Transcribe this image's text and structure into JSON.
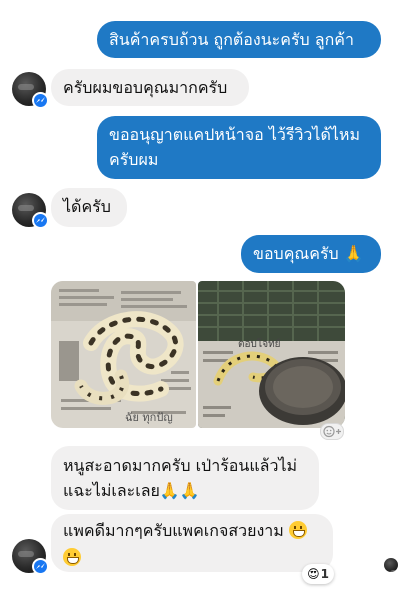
{
  "messages": {
    "m1": "สินค้าครบถ้วน ถูกต้องนะครับ ลูกค้า",
    "m2": "ครับผมขอบคุณมากครับ",
    "m3_line1": "ขออนุญาตแคปหน้าจอ ไว้รีวิวได้ไหม",
    "m3_line2": "ครับผม",
    "m4": "ได้ครับ",
    "m5": "ขอบคุณครับ 🙏",
    "m6_line1": "หนูสะอาดมากครับ เป่าร้อนแล้วไม่",
    "m6_line2": "แฉะไม่เละเลย🙏🙏",
    "m7": "แพคดีมากๆครับแพคเกจสวยงาม"
  },
  "photo_words": {
    "left_newspaper": "ฉัย ทุกปัญ",
    "right_newspaper": "ตอบโจทย์"
  },
  "reaction": {
    "emoji": "😍",
    "count": "1"
  },
  "colors": {
    "outgoing": "#1f79c5",
    "incoming": "#f1f0f0",
    "badge": "#1877f2"
  }
}
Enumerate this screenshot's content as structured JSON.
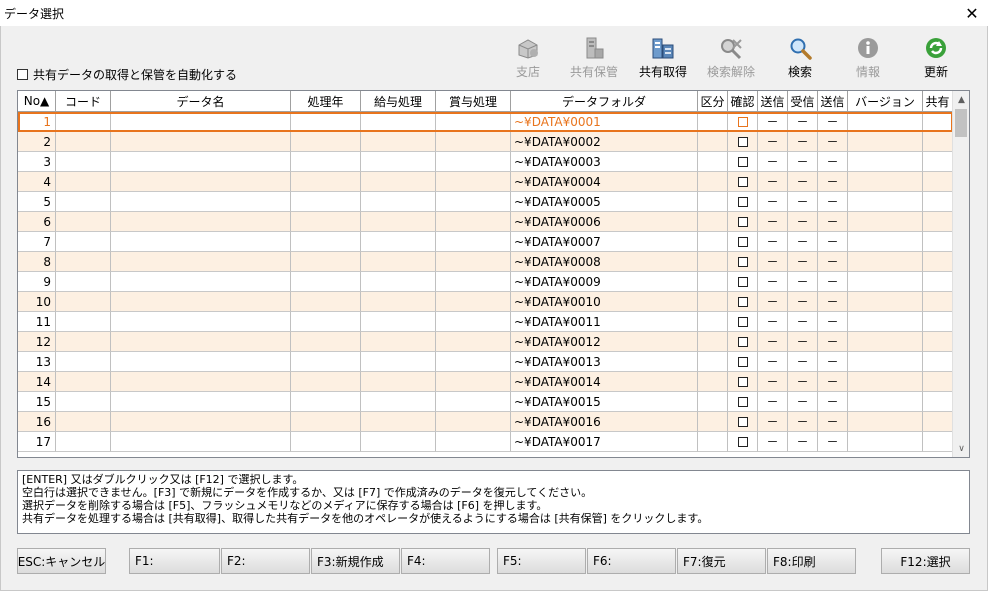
{
  "window": {
    "title": "データ選択",
    "close_glyph": "✕"
  },
  "autosave": {
    "label": "共有データの取得と保管を自動化する",
    "checked": false
  },
  "toolbar": {
    "items": [
      {
        "label": "支店",
        "icon": "branch-icon",
        "enabled": false
      },
      {
        "label": "共有保管",
        "icon": "shared-store-icon",
        "enabled": false
      },
      {
        "label": "共有取得",
        "icon": "shared-get-icon",
        "enabled": true
      },
      {
        "label": "検索解除",
        "icon": "search-clear-icon",
        "enabled": false
      },
      {
        "label": "検索",
        "icon": "search-icon",
        "enabled": true
      },
      {
        "label": "情報",
        "icon": "info-icon",
        "enabled": false
      },
      {
        "label": "更新",
        "icon": "refresh-icon",
        "enabled": true
      }
    ]
  },
  "table": {
    "columns": [
      {
        "key": "no",
        "label": "No▲"
      },
      {
        "key": "code",
        "label": "コード"
      },
      {
        "key": "name",
        "label": "データ名"
      },
      {
        "key": "year",
        "label": "処理年"
      },
      {
        "key": "salary",
        "label": "給与処理"
      },
      {
        "key": "bonus",
        "label": "賞与処理"
      },
      {
        "key": "folder",
        "label": "データフォルダ"
      },
      {
        "key": "kubun",
        "label": "区分"
      },
      {
        "key": "confirm",
        "label": "確認"
      },
      {
        "key": "send1",
        "label": "送信"
      },
      {
        "key": "recv",
        "label": "受信"
      },
      {
        "key": "send2",
        "label": "送信"
      },
      {
        "key": "version",
        "label": "バージョン"
      },
      {
        "key": "shared",
        "label": "共有"
      }
    ],
    "selected_row": 0,
    "dash": "－",
    "rows": [
      {
        "no": "1",
        "folder": "~¥DATA¥0001"
      },
      {
        "no": "2",
        "folder": "~¥DATA¥0002"
      },
      {
        "no": "3",
        "folder": "~¥DATA¥0003"
      },
      {
        "no": "4",
        "folder": "~¥DATA¥0004"
      },
      {
        "no": "5",
        "folder": "~¥DATA¥0005"
      },
      {
        "no": "6",
        "folder": "~¥DATA¥0006"
      },
      {
        "no": "7",
        "folder": "~¥DATA¥0007"
      },
      {
        "no": "8",
        "folder": "~¥DATA¥0008"
      },
      {
        "no": "9",
        "folder": "~¥DATA¥0009"
      },
      {
        "no": "10",
        "folder": "~¥DATA¥0010"
      },
      {
        "no": "11",
        "folder": "~¥DATA¥0011"
      },
      {
        "no": "12",
        "folder": "~¥DATA¥0012"
      },
      {
        "no": "13",
        "folder": "~¥DATA¥0013"
      },
      {
        "no": "14",
        "folder": "~¥DATA¥0014"
      },
      {
        "no": "15",
        "folder": "~¥DATA¥0015"
      },
      {
        "no": "16",
        "folder": "~¥DATA¥0016"
      },
      {
        "no": "17",
        "folder": "~¥DATA¥0017"
      }
    ],
    "scroll": {
      "up": "▲",
      "down": "∨"
    }
  },
  "help": {
    "lines": [
      "[ENTER] 又はダブルクリック又は [F12] で選択します。",
      "空白行は選択できません。[F3] で新規にデータを作成するか、又は [F7] で作成済みのデータを復元してください。",
      "選択データを削除する場合は [F5]、フラッシュメモリなどのメディアに保存する場合は [F6] を押します。",
      "共有データを処理する場合は [共有取得]、取得した共有データを他のオペレータが使えるようにする場合は [共有保管] をクリックします。"
    ]
  },
  "fkeys": [
    {
      "label": "ESC:キャンセル",
      "name": "esc-cancel-button"
    },
    {
      "label": "F1:",
      "name": "f1-button"
    },
    {
      "label": "F2:",
      "name": "f2-button"
    },
    {
      "label": "F3:新規作成",
      "name": "f3-new-button"
    },
    {
      "label": "F4:",
      "name": "f4-button"
    },
    {
      "label": "F5:",
      "name": "f5-button"
    },
    {
      "label": "F6:",
      "name": "f6-button"
    },
    {
      "label": "F7:復元",
      "name": "f7-restore-button"
    },
    {
      "label": "F8:印刷",
      "name": "f8-print-button"
    },
    {
      "label": "F12:選択",
      "name": "f12-select-button"
    }
  ],
  "colors": {
    "accent": "#e8741d",
    "row_alt": "#fdf0e2",
    "disabled_text": "#9a9a9a"
  }
}
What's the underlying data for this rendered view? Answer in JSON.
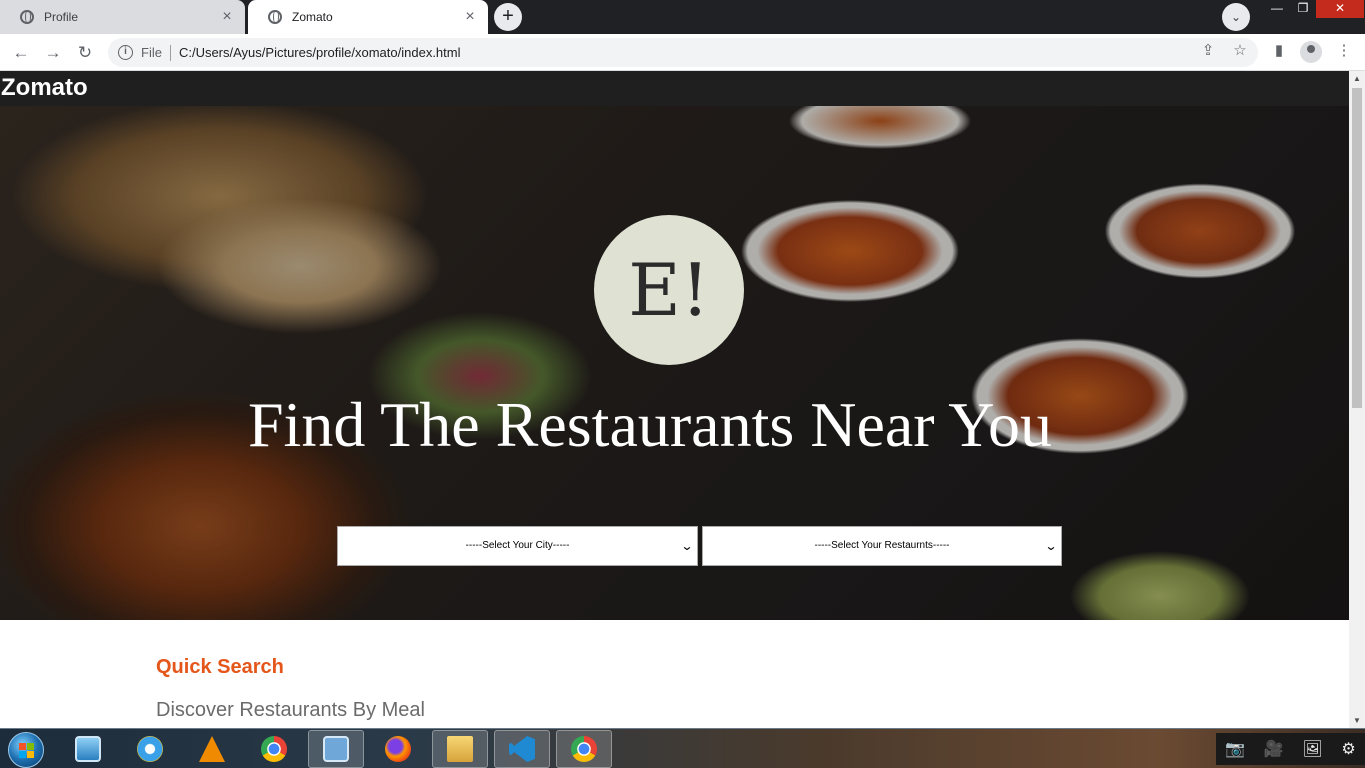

---------------

**Given problem:**
Using the records above, list each line that includes "JSON".

**Finished task:**
Transcribe this image's text and structure into JSON.
Enumerate this screenshot's content as structured JSON.
What's the underlying data for this rendered view? Answer in JSON.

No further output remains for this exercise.